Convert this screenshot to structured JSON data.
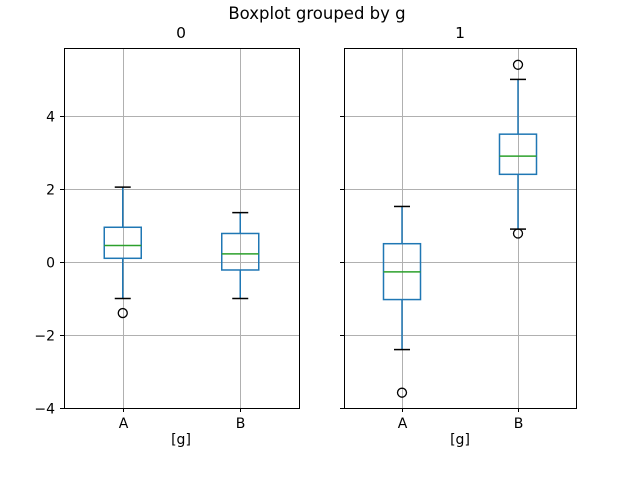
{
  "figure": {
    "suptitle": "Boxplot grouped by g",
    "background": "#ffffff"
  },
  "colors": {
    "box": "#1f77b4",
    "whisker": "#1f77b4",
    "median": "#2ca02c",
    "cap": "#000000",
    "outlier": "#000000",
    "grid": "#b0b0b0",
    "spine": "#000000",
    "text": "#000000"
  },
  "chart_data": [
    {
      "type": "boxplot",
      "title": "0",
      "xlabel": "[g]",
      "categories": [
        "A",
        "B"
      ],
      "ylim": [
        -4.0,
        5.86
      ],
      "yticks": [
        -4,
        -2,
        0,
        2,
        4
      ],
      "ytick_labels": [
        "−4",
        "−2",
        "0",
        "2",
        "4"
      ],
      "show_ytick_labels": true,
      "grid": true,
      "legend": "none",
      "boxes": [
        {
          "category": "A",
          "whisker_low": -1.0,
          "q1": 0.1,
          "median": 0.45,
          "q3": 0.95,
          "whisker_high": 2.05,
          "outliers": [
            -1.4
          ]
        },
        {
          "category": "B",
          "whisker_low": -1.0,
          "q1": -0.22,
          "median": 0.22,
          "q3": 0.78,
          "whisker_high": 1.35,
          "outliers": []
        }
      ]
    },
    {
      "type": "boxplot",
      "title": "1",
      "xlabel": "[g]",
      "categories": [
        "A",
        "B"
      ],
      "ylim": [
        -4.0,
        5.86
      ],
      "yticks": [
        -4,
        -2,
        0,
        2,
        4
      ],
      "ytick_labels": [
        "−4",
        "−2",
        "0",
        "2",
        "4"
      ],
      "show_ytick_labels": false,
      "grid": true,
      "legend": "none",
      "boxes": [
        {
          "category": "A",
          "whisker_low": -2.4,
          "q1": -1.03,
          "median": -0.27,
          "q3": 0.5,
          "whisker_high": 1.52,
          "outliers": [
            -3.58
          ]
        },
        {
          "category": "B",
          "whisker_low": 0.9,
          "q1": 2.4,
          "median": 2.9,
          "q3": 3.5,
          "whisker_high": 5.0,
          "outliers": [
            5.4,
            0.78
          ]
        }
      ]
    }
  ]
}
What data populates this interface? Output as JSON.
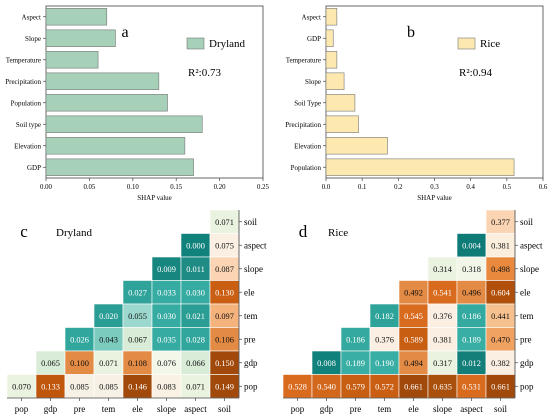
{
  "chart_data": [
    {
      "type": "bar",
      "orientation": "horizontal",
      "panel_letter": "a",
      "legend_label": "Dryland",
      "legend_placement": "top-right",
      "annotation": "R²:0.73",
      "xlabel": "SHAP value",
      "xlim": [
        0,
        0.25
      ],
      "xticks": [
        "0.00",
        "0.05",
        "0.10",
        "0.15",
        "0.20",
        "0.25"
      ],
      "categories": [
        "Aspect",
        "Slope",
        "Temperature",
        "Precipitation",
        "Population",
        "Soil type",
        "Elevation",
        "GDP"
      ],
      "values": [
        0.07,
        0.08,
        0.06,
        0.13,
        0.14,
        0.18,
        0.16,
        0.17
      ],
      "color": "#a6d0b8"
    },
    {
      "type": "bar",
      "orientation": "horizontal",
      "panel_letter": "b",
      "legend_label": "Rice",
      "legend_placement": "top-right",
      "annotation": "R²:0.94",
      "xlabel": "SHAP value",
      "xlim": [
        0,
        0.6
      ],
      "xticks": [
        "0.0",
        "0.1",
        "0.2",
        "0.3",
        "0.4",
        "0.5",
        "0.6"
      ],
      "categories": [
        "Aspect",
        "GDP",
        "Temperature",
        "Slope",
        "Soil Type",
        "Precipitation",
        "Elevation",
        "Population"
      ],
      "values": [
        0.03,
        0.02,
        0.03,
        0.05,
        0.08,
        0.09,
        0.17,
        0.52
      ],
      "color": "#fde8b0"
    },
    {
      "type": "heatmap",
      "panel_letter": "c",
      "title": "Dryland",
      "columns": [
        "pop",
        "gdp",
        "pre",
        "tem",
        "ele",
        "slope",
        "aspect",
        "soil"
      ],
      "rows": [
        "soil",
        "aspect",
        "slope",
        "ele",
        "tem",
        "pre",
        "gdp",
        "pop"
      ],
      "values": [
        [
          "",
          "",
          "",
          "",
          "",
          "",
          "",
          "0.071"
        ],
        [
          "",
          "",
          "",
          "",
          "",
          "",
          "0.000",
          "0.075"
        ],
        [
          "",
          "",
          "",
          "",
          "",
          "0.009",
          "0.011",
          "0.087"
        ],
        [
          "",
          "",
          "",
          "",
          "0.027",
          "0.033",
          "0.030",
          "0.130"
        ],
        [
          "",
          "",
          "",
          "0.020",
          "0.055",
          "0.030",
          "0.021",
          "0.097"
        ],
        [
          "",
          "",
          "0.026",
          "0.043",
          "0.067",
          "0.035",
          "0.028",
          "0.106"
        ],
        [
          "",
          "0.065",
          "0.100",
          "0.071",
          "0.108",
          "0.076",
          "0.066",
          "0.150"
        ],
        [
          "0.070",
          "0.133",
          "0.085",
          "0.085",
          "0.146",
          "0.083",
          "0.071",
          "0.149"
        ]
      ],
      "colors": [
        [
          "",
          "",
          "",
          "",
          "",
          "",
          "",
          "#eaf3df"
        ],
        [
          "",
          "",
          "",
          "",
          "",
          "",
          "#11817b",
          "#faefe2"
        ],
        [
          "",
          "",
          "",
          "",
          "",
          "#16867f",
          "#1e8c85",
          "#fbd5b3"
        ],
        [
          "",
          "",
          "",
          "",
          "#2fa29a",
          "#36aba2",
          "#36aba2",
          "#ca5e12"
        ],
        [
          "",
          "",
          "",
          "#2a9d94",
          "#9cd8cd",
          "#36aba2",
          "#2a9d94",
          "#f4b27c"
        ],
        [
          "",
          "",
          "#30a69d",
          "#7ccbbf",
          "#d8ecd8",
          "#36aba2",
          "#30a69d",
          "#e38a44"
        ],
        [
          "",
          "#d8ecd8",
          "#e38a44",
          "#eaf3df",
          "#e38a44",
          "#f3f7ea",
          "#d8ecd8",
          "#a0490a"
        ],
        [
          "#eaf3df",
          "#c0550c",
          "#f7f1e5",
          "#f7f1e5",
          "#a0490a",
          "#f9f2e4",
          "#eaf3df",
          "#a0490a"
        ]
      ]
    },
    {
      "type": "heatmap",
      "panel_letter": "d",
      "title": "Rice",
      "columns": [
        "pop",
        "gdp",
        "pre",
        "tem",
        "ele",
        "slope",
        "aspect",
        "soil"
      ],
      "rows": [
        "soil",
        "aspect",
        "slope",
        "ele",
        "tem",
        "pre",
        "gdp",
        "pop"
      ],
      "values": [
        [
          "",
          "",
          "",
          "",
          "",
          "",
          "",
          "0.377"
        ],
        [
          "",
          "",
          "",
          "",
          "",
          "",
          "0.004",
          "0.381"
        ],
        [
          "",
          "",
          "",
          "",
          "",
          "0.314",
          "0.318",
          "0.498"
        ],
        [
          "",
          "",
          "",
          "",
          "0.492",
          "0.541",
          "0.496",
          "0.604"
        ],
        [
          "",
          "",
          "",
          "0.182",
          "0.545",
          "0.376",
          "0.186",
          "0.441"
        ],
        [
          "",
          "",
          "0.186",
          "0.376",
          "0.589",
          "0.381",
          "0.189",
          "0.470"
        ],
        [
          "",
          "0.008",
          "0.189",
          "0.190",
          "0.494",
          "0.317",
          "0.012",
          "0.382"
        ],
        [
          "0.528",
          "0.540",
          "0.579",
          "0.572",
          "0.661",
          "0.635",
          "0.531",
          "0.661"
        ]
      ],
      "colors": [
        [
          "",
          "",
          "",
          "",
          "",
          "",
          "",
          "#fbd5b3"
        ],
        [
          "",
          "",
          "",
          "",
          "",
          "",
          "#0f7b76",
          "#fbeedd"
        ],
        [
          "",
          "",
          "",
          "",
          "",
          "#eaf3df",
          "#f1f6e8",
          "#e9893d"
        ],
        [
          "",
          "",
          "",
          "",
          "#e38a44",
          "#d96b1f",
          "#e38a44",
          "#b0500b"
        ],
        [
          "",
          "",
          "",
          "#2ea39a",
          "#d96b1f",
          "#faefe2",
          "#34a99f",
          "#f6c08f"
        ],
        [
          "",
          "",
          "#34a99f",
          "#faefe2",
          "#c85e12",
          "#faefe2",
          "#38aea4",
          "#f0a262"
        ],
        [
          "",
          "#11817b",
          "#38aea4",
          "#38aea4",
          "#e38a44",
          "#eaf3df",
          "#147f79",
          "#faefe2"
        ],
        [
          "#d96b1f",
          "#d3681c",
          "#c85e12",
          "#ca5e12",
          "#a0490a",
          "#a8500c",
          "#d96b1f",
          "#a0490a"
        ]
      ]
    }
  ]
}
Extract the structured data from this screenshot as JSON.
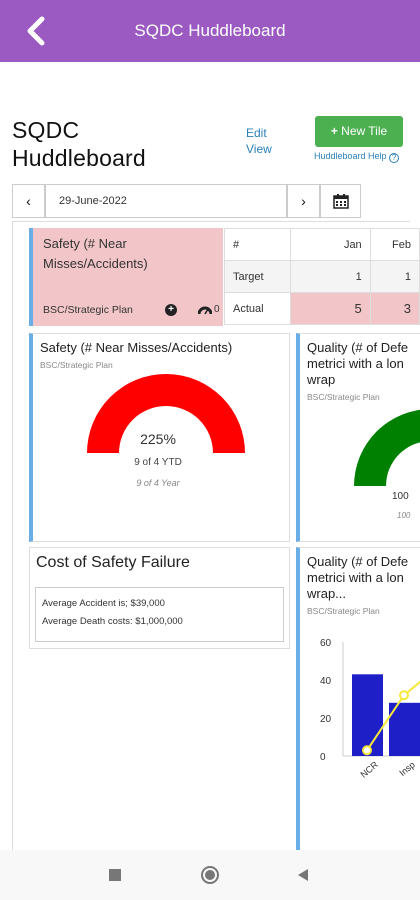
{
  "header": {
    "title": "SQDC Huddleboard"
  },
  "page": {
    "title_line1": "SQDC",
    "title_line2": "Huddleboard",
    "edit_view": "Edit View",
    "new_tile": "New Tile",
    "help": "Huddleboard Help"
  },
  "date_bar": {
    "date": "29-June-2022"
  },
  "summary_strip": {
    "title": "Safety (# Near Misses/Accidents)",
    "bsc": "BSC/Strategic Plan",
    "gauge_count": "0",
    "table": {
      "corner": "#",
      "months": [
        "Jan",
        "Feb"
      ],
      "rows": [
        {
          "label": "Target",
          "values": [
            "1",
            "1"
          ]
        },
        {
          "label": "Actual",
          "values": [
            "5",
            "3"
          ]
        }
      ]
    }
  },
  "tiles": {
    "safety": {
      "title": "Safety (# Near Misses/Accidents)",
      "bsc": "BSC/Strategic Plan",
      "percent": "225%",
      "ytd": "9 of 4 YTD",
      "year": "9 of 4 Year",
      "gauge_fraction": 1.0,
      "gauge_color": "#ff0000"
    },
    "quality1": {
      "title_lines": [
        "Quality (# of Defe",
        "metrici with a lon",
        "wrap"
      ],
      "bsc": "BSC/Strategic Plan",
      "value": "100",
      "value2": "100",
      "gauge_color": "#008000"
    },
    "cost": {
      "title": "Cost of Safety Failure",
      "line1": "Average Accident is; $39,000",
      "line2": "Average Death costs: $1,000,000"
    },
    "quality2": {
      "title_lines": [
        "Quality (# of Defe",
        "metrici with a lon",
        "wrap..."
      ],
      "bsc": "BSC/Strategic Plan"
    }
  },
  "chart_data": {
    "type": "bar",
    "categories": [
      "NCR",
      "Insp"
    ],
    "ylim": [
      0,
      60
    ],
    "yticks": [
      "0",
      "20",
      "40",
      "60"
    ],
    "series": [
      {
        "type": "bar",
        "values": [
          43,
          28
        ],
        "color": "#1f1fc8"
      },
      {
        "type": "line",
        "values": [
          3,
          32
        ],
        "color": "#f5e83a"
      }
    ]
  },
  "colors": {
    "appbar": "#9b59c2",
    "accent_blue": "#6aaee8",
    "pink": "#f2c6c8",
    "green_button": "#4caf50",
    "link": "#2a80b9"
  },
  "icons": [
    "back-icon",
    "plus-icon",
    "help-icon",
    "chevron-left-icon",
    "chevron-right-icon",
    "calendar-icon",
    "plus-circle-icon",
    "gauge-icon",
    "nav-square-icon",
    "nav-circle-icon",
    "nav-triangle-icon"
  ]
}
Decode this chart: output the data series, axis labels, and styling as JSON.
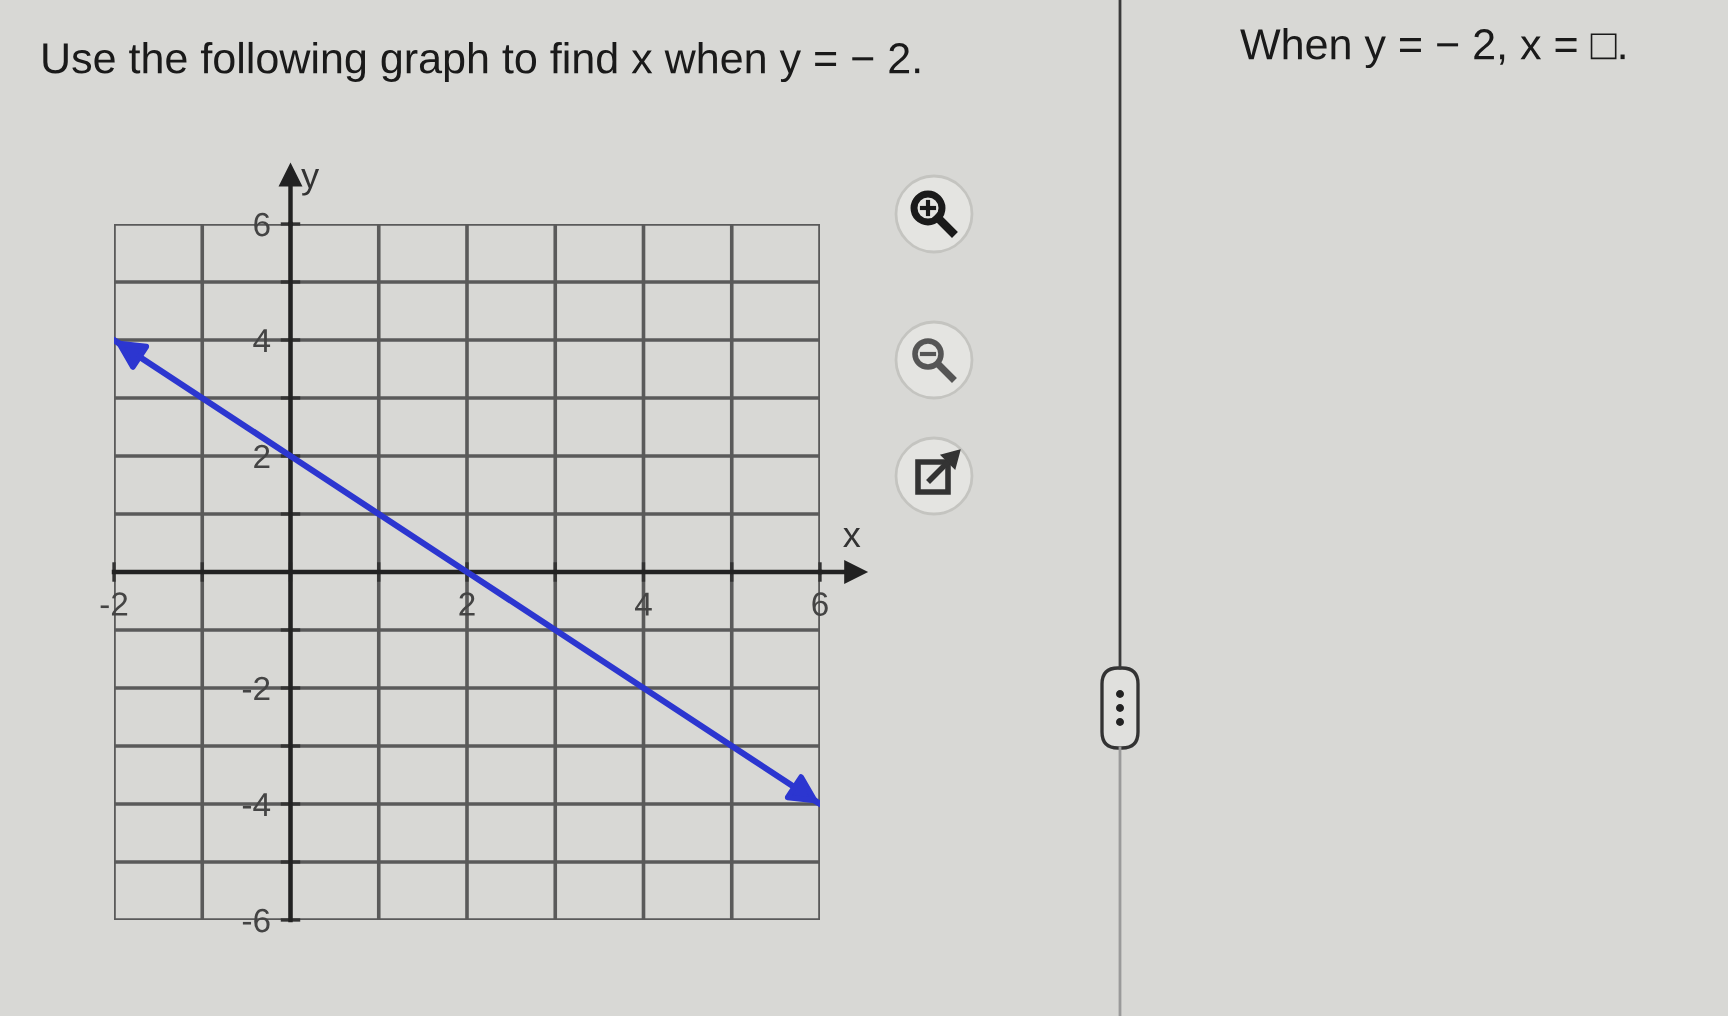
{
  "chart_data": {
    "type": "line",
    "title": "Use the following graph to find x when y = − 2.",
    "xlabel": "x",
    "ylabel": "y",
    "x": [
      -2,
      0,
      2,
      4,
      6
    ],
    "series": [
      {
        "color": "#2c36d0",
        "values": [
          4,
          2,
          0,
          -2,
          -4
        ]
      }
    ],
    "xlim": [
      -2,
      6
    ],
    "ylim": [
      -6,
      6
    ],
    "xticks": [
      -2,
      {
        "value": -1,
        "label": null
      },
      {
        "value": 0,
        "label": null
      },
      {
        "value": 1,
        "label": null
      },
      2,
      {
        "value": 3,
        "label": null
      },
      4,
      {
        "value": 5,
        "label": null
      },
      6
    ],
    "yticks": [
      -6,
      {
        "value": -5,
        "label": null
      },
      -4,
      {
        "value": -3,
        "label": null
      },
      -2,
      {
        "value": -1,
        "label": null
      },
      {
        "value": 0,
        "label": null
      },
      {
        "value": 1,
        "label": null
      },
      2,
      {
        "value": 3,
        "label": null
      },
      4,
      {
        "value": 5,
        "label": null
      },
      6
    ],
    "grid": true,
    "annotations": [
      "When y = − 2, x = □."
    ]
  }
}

========

Count up every line above that has the word "Dryland" in it; answer with the number alone.

• Exercise solution:
2